┏━━

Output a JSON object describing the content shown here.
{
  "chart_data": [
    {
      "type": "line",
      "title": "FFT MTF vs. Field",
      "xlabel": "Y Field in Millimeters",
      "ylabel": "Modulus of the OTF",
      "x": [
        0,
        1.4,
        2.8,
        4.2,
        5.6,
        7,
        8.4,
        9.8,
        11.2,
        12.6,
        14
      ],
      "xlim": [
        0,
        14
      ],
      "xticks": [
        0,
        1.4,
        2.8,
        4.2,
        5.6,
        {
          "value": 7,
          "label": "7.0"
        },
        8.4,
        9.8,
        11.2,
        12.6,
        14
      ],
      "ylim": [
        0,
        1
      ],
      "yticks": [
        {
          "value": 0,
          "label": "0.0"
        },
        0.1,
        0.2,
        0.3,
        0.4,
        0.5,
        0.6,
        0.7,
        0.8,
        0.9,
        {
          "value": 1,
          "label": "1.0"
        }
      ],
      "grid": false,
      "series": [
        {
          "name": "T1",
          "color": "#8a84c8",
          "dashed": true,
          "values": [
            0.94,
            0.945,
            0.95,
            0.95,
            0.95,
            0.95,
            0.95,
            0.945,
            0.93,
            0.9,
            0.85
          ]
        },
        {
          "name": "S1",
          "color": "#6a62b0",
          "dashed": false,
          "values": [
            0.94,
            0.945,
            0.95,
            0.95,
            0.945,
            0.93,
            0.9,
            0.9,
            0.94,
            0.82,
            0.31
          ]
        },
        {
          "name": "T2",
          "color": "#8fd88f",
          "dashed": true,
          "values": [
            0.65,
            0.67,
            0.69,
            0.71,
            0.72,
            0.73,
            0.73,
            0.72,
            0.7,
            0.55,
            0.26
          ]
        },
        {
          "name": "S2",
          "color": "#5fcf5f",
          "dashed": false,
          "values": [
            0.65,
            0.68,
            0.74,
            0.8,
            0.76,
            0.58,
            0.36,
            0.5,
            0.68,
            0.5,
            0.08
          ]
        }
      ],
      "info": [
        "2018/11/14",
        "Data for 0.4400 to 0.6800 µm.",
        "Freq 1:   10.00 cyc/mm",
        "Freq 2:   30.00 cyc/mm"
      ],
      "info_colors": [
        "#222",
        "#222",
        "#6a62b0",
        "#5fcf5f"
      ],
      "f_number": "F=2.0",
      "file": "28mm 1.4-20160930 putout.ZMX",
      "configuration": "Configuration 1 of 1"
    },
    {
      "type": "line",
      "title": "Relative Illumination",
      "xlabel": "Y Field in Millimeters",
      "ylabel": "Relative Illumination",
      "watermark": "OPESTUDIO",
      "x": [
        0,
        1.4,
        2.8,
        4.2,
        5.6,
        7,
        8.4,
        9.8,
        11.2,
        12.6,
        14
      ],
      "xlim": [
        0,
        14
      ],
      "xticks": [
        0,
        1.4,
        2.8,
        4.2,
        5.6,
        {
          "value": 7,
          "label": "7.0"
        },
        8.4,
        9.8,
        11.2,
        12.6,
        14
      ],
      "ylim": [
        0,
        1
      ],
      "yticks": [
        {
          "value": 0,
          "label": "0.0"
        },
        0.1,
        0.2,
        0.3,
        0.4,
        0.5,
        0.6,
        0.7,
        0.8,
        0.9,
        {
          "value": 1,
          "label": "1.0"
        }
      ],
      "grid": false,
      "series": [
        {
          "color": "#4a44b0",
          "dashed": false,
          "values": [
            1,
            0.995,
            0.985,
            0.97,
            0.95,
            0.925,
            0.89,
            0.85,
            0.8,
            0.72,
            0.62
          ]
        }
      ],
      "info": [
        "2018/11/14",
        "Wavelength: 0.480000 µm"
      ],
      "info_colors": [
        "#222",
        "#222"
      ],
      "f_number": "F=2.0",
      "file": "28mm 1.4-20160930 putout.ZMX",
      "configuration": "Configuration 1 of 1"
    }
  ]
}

┗━━

__Goal__
Gather every line from the listing above in which the word "Relative" appears.

__Complete output__
      "title": "Relative Illumination",
      "ylabel": "Relative Illumination",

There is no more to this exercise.